*Objective*.
Return all entries precisely as they stand, without the images.

*Supplied data*.
_ _ _ _

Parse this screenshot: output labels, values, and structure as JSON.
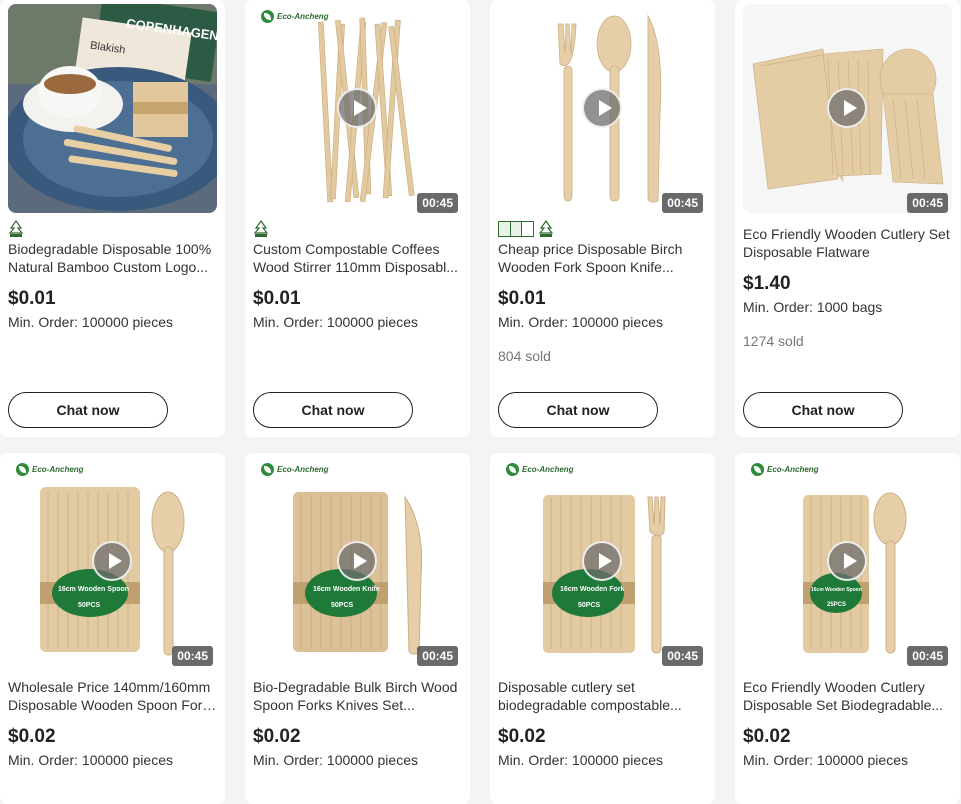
{
  "products": [
    {
      "title_line1": "Biodegradable Disposable 100%",
      "title_line2": "Natural Bamboo Custom Logo...",
      "price": "$0.01",
      "min_order": "Min. Order: 100000 pieces",
      "sold": "",
      "duration": "",
      "brand": "",
      "photo_text_1": "COPENHAGEN",
      "photo_text_2": "Blakish",
      "certs": [
        "fsc-icon"
      ],
      "chat_label": "Chat now"
    },
    {
      "title_line1": "Custom Compostable Coffees",
      "title_line2": "Wood Stirrer 110mm Disposabl...",
      "price": "$0.01",
      "min_order": "Min. Order: 100000 pieces",
      "sold": "",
      "duration": "00:45",
      "brand": "Eco-Ancheng",
      "certs": [
        "fsc-icon"
      ],
      "chat_label": "Chat now"
    },
    {
      "title_line1": "Cheap price Disposable Birch",
      "title_line2": "Wooden Fork Spoon Knife...",
      "price": "$0.01",
      "min_order": "Min. Order: 100000 pieces",
      "sold": "804 sold",
      "duration": "00:45",
      "brand": "",
      "certs": [
        "certification-badge-icon",
        "fsc-icon"
      ],
      "chat_label": "Chat now"
    },
    {
      "title_line1": "Eco Friendly Wooden Cutlery Set",
      "title_line2": "Disposable Flatware",
      "price": "$1.40",
      "min_order": "Min. Order: 1000 bags",
      "sold": "1274 sold",
      "duration": "00:45",
      "brand": "",
      "certs": [],
      "chat_label": "Chat now"
    },
    {
      "title_line1": "Wholesale Price 140mm/160mm",
      "title_line2": "Disposable Wooden Spoon Fork...",
      "price": "$0.02",
      "min_order": "Min. Order: 100000 pieces",
      "sold": "",
      "duration": "00:45",
      "brand": "Eco-Ancheng",
      "package_label": "16cm Wooden Spoon",
      "package_count": "50PCS",
      "certs": [],
      "chat_label": "Chat now"
    },
    {
      "title_line1": "Bio-Degradable Bulk Birch Wood",
      "title_line2": "Spoon Forks Knives Set...",
      "price": "$0.02",
      "min_order": "Min. Order: 100000 pieces",
      "sold": "",
      "duration": "00:45",
      "brand": "Eco-Ancheng",
      "package_label": "16cm Wooden Knife",
      "package_count": "50PCS",
      "certs": [],
      "chat_label": "Chat now"
    },
    {
      "title_line1": "Disposable cutlery set",
      "title_line2": "biodegradable compostable...",
      "price": "$0.02",
      "min_order": "Min. Order: 100000 pieces",
      "sold": "",
      "duration": "00:45",
      "brand": "Eco-Ancheng",
      "package_label": "16cm Wooden Fork",
      "package_count": "50PCS",
      "certs": [],
      "chat_label": "Chat now"
    },
    {
      "title_line1": "Eco Friendly Wooden Cutlery",
      "title_line2": "Disposable Set Biodegradable...",
      "price": "$0.02",
      "min_order": "Min. Order: 100000 pieces",
      "sold": "",
      "duration": "00:45",
      "brand": "Eco-Ancheng",
      "package_label": "16cm Wooden Spoon",
      "package_count": "25PCS",
      "certs": [],
      "chat_label": "Chat now"
    }
  ],
  "colors": {
    "wood": "#dcc49c",
    "wood_dark": "#c9ad80",
    "brand_green": "#2f8a3a",
    "duration_bg": "#505050"
  }
}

_ _ _ _

*Expected answer*.
Parse this screenshot: output labels, values, and structure as JSON.
{
  "products": [
    {
      "title_line1": "Biodegradable Disposable 100%",
      "title_line2": "Natural Bamboo Custom Logo...",
      "price": "$0.01",
      "min_order": "Min. Order: 100000 pieces",
      "sold": "",
      "duration": "",
      "brand": "",
      "photo_text_1": "COPENHAGEN",
      "photo_text_2": "Blakish",
      "certs": [
        "fsc-icon"
      ],
      "chat_label": "Chat now"
    },
    {
      "title_line1": "Custom Compostable Coffees",
      "title_line2": "Wood Stirrer 110mm Disposabl...",
      "price": "$0.01",
      "min_order": "Min. Order: 100000 pieces",
      "sold": "",
      "duration": "00:45",
      "brand": "Eco-Ancheng",
      "certs": [
        "fsc-icon"
      ],
      "chat_label": "Chat now"
    },
    {
      "title_line1": "Cheap price Disposable Birch",
      "title_line2": "Wooden Fork Spoon Knife...",
      "price": "$0.01",
      "min_order": "Min. Order: 100000 pieces",
      "sold": "804 sold",
      "duration": "00:45",
      "brand": "",
      "certs": [
        "certification-badge-icon",
        "fsc-icon"
      ],
      "chat_label": "Chat now"
    },
    {
      "title_line1": "Eco Friendly Wooden Cutlery Set",
      "title_line2": "Disposable Flatware",
      "price": "$1.40",
      "min_order": "Min. Order: 1000 bags",
      "sold": "1274 sold",
      "duration": "00:45",
      "brand": "",
      "certs": [],
      "chat_label": "Chat now"
    },
    {
      "title_line1": "Wholesale Price 140mm/160mm",
      "title_line2": "Disposable Wooden Spoon Fork...",
      "price": "$0.02",
      "min_order": "Min. Order: 100000 pieces",
      "sold": "",
      "duration": "00:45",
      "brand": "Eco-Ancheng",
      "package_label": "16cm Wooden Spoon",
      "package_count": "50PCS",
      "certs": [],
      "chat_label": "Chat now"
    },
    {
      "title_line1": "Bio-Degradable Bulk Birch Wood",
      "title_line2": "Spoon Forks Knives Set...",
      "price": "$0.02",
      "min_order": "Min. Order: 100000 pieces",
      "sold": "",
      "duration": "00:45",
      "brand": "Eco-Ancheng",
      "package_label": "16cm Wooden Knife",
      "package_count": "50PCS",
      "certs": [],
      "chat_label": "Chat now"
    },
    {
      "title_line1": "Disposable cutlery set",
      "title_line2": "biodegradable compostable...",
      "price": "$0.02",
      "min_order": "Min. Order: 100000 pieces",
      "sold": "",
      "duration": "00:45",
      "brand": "Eco-Ancheng",
      "package_label": "16cm Wooden Fork",
      "package_count": "50PCS",
      "certs": [],
      "chat_label": "Chat now"
    },
    {
      "title_line1": "Eco Friendly Wooden Cutlery",
      "title_line2": "Disposable Set Biodegradable...",
      "price": "$0.02",
      "min_order": "Min. Order: 100000 pieces",
      "sold": "",
      "duration": "00:45",
      "brand": "Eco-Ancheng",
      "package_label": "16cm Wooden Spoon",
      "package_count": "25PCS",
      "certs": [],
      "chat_label": "Chat now"
    }
  ],
  "colors": {
    "wood": "#dcc49c",
    "wood_dark": "#c9ad80",
    "brand_green": "#2f8a3a",
    "duration_bg": "#505050"
  }
}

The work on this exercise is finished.